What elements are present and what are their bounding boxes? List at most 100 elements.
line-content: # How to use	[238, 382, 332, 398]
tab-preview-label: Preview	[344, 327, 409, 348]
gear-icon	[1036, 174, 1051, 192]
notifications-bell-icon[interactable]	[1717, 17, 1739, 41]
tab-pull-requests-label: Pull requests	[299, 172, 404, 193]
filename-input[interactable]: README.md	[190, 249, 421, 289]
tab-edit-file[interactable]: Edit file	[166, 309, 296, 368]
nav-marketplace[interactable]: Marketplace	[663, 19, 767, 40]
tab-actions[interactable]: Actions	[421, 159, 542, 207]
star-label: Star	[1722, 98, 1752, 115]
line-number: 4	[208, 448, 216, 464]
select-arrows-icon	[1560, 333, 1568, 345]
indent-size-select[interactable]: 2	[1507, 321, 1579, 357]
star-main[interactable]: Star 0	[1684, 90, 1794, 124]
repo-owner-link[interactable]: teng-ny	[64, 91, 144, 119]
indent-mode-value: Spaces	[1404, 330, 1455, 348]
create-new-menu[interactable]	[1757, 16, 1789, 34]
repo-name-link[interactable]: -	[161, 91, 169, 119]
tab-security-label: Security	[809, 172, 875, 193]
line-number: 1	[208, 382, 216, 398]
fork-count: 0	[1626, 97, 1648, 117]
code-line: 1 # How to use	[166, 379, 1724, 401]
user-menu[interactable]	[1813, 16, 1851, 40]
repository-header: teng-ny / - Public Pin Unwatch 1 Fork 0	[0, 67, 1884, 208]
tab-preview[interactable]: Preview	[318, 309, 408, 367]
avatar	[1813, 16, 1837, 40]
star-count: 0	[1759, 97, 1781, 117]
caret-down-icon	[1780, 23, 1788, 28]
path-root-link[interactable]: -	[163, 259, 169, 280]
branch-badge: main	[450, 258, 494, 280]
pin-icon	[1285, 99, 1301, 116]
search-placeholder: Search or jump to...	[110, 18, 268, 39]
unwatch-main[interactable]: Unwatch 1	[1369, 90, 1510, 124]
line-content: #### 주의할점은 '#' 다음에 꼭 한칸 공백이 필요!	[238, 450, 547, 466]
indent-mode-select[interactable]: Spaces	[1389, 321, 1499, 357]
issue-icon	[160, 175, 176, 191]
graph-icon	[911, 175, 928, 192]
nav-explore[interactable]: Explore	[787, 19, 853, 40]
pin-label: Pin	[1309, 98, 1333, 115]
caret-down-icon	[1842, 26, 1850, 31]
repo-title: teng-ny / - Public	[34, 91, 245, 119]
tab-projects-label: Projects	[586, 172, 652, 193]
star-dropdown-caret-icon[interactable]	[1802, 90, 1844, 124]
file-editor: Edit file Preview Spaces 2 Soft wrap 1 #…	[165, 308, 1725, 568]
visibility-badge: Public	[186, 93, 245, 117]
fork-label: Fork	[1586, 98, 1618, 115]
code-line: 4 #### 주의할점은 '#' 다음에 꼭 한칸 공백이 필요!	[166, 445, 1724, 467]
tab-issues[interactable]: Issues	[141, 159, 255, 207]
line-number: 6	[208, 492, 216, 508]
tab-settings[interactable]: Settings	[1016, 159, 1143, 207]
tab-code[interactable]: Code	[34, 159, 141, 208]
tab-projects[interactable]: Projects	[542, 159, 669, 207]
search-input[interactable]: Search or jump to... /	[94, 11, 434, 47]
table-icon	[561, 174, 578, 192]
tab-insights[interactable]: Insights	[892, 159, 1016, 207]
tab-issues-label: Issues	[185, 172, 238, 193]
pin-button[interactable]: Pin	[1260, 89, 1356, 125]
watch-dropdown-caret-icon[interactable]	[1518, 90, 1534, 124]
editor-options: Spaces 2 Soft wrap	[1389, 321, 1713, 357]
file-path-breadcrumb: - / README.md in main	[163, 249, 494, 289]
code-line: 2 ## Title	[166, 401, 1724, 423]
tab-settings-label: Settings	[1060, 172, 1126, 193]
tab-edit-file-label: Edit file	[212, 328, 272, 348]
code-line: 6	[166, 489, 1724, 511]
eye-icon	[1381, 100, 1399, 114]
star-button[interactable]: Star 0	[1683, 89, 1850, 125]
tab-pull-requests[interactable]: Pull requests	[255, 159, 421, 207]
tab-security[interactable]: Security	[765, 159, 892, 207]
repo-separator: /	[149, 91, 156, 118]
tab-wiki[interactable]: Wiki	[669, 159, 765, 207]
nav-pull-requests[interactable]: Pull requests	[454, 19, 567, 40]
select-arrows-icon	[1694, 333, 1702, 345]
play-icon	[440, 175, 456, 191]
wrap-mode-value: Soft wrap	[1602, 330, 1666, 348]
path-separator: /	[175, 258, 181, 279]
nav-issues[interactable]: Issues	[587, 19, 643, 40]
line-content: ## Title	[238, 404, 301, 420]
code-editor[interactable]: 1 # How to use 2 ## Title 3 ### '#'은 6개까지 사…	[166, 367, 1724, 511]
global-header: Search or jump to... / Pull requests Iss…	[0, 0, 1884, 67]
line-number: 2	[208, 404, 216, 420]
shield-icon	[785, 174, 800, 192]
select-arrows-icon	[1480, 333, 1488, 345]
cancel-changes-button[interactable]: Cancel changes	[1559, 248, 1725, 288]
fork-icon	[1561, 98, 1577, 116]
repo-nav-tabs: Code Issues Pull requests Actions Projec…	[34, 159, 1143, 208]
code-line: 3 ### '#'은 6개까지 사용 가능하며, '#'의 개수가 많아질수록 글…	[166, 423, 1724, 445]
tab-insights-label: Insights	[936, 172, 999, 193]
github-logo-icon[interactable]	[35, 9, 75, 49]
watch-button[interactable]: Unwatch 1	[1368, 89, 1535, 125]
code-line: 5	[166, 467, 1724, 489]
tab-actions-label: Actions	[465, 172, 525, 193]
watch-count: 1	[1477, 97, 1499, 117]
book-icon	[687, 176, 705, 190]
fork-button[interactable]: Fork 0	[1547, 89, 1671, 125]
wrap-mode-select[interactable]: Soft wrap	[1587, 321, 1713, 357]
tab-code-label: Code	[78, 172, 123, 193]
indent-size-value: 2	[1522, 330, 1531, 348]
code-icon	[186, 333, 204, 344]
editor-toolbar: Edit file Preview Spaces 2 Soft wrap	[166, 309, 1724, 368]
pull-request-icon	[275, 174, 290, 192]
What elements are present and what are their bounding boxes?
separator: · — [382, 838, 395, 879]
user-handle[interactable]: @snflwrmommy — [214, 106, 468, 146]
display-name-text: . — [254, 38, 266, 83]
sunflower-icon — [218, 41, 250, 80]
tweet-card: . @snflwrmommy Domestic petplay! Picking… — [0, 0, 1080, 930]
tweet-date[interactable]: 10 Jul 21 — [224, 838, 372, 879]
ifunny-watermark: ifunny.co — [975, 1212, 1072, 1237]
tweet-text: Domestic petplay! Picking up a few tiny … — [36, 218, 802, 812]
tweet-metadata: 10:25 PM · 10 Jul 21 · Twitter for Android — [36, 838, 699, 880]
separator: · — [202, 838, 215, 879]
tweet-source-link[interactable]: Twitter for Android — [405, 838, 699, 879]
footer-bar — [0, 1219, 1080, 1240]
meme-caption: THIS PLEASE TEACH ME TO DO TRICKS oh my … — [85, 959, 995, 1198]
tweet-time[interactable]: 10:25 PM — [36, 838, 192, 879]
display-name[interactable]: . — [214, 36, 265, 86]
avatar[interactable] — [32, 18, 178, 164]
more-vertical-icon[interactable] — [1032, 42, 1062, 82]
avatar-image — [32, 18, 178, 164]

Task to carry out. Can you copy out every one of the items above word for word?

Correct response.
What elements are present and what are their bounding boxes? List at most 100 elements.
line-content: # How to use	[238, 382, 332, 398]
tab-preview-label: Preview	[344, 327, 409, 348]
gear-icon	[1036, 174, 1051, 192]
notifications-bell-icon[interactable]	[1717, 17, 1739, 41]
tab-pull-requests-label: Pull requests	[299, 172, 404, 193]
filename-input[interactable]: README.md	[190, 249, 421, 289]
tab-edit-file[interactable]: Edit file	[166, 309, 296, 368]
nav-marketplace[interactable]: Marketplace	[663, 19, 767, 40]
tab-actions[interactable]: Actions	[421, 159, 542, 207]
star-label: Star	[1722, 98, 1752, 115]
line-number: 4	[208, 448, 216, 464]
select-arrows-icon	[1560, 333, 1568, 345]
indent-size-select[interactable]: 2	[1507, 321, 1579, 357]
star-main[interactable]: Star 0	[1684, 90, 1794, 124]
repo-owner-link[interactable]: teng-ny	[64, 91, 144, 119]
indent-mode-value: Spaces	[1404, 330, 1455, 348]
create-new-menu[interactable]	[1757, 16, 1789, 34]
repo-name-link[interactable]: -	[161, 91, 169, 119]
tab-security-label: Security	[809, 172, 875, 193]
line-number: 1	[208, 382, 216, 398]
fork-count: 0	[1626, 97, 1648, 117]
code-line: 1 # How to use	[166, 379, 1724, 401]
user-menu[interactable]	[1813, 16, 1851, 40]
repository-header: teng-ny / - Public Pin Unwatch 1 Fork 0	[0, 67, 1884, 208]
tab-preview[interactable]: Preview	[318, 309, 408, 367]
avatar	[1813, 16, 1837, 40]
star-count: 0	[1759, 97, 1781, 117]
caret-down-icon	[1780, 23, 1788, 28]
path-root-link[interactable]: -	[163, 259, 169, 280]
branch-badge: main	[450, 258, 494, 280]
pin-icon	[1285, 99, 1301, 116]
search-placeholder: Search or jump to...	[110, 18, 268, 39]
unwatch-main[interactable]: Unwatch 1	[1369, 90, 1510, 124]
line-content: #### 주의할점은 '#' 다음에 꼭 한칸 공백이 필요!	[238, 450, 547, 466]
indent-mode-select[interactable]: Spaces	[1389, 321, 1499, 357]
issue-icon	[160, 175, 176, 191]
graph-icon	[911, 175, 928, 192]
nav-explore[interactable]: Explore	[787, 19, 853, 40]
pin-label: Pin	[1309, 98, 1333, 115]
caret-down-icon	[1842, 26, 1850, 31]
repo-title: teng-ny / - Public	[34, 91, 245, 119]
tab-projects-label: Projects	[586, 172, 652, 193]
star-dropdown-caret-icon[interactable]	[1802, 90, 1844, 124]
file-editor: Edit file Preview Spaces 2 Soft wrap 1 #…	[165, 308, 1725, 568]
visibility-badge: Public	[186, 93, 245, 117]
fork-label: Fork	[1586, 98, 1618, 115]
code-line: 4 #### 주의할점은 '#' 다음에 꼭 한칸 공백이 필요!	[166, 445, 1724, 467]
tab-issues[interactable]: Issues	[141, 159, 255, 207]
line-number: 6	[208, 492, 216, 508]
tab-settings[interactable]: Settings	[1016, 159, 1143, 207]
tab-code[interactable]: Code	[34, 159, 141, 208]
tab-projects[interactable]: Projects	[542, 159, 669, 207]
search-input[interactable]: Search or jump to... /	[94, 11, 434, 47]
table-icon	[561, 174, 578, 192]
tab-insights[interactable]: Insights	[892, 159, 1016, 207]
tab-issues-label: Issues	[185, 172, 238, 193]
pin-button[interactable]: Pin	[1260, 89, 1356, 125]
watch-dropdown-caret-icon[interactable]	[1518, 90, 1534, 124]
editor-options: Spaces 2 Soft wrap	[1389, 321, 1713, 357]
file-path-breadcrumb: - / README.md in main	[163, 249, 494, 289]
code-line: 2 ## Title	[166, 401, 1724, 423]
tab-settings-label: Settings	[1060, 172, 1126, 193]
tab-edit-file-label: Edit file	[212, 328, 272, 348]
code-line: 6	[166, 489, 1724, 511]
eye-icon	[1381, 100, 1399, 114]
star-button[interactable]: Star 0	[1683, 89, 1850, 125]
tab-pull-requests[interactable]: Pull requests	[255, 159, 421, 207]
tab-security[interactable]: Security	[765, 159, 892, 207]
repo-separator: /	[149, 91, 156, 118]
tab-wiki[interactable]: Wiki	[669, 159, 765, 207]
nav-pull-requests[interactable]: Pull requests	[454, 19, 567, 40]
select-arrows-icon	[1694, 333, 1702, 345]
play-icon	[440, 175, 456, 191]
wrap-mode-value: Soft wrap	[1602, 330, 1666, 348]
path-separator: /	[175, 258, 181, 279]
nav-issues[interactable]: Issues	[587, 19, 643, 40]
line-content: ## Title	[238, 404, 301, 420]
code-editor[interactable]: 1 # How to use 2 ## Title 3 ### '#'은 6개까지 사…	[166, 367, 1724, 511]
global-header: Search or jump to... / Pull requests Iss…	[0, 0, 1884, 67]
line-number: 2	[208, 404, 216, 420]
shield-icon	[785, 174, 800, 192]
select-arrows-icon	[1480, 333, 1488, 345]
cancel-changes-button[interactable]: Cancel changes	[1559, 248, 1725, 288]
fork-icon	[1561, 98, 1577, 116]
repo-nav-tabs: Code Issues Pull requests Actions Projec…	[34, 159, 1143, 208]
code-line: 3 ### '#'은 6개까지 사용 가능하며, '#'의 개수가 많아질수록 글…	[166, 423, 1724, 445]
tab-insights-label: Insights	[936, 172, 999, 193]
github-logo-icon[interactable]	[35, 9, 75, 49]
watch-button[interactable]: Unwatch 1	[1368, 89, 1535, 125]
code-line: 5	[166, 467, 1724, 489]
tab-actions-label: Actions	[465, 172, 525, 193]
watch-count: 1	[1477, 97, 1499, 117]
book-icon	[687, 176, 705, 190]
fork-button[interactable]: Fork 0	[1547, 89, 1671, 125]
wrap-mode-select[interactable]: Soft wrap	[1587, 321, 1713, 357]
tab-code-label: Code	[78, 172, 123, 193]
indent-size-value: 2	[1522, 330, 1531, 348]
code-icon	[186, 333, 204, 344]
editor-toolbar: Edit file Preview Spaces 2 Soft wrap	[166, 309, 1724, 368]
pull-request-icon	[275, 174, 290, 192]
What elements are present and what are their bounding boxes?
separator: · — [382, 838, 395, 879]
user-handle[interactable]: @snflwrmommy — [214, 106, 468, 146]
display-name-text: . — [254, 38, 266, 83]
sunflower-icon — [218, 41, 250, 80]
tweet-card: . @snflwrmommy Domestic petplay! Picking… — [0, 0, 1080, 930]
tweet-date[interactable]: 10 Jul 21 — [224, 838, 372, 879]
ifunny-watermark: ifunny.co — [975, 1212, 1072, 1237]
tweet-text: Domestic petplay! Picking up a few tiny … — [36, 218, 802, 812]
tweet-metadata: 10:25 PM · 10 Jul 21 · Twitter for Android — [36, 838, 699, 880]
separator: · — [202, 838, 215, 879]
tweet-source-link[interactable]: Twitter for Android — [405, 838, 699, 879]
footer-bar — [0, 1219, 1080, 1240]
meme-caption: THIS PLEASE TEACH ME TO DO TRICKS oh my … — [85, 959, 995, 1198]
tweet-time[interactable]: 10:25 PM — [36, 838, 192, 879]
display-name[interactable]: . — [214, 36, 265, 86]
avatar[interactable] — [32, 18, 178, 164]
more-vertical-icon[interactable] — [1032, 42, 1062, 82]
avatar-image — [32, 18, 178, 164]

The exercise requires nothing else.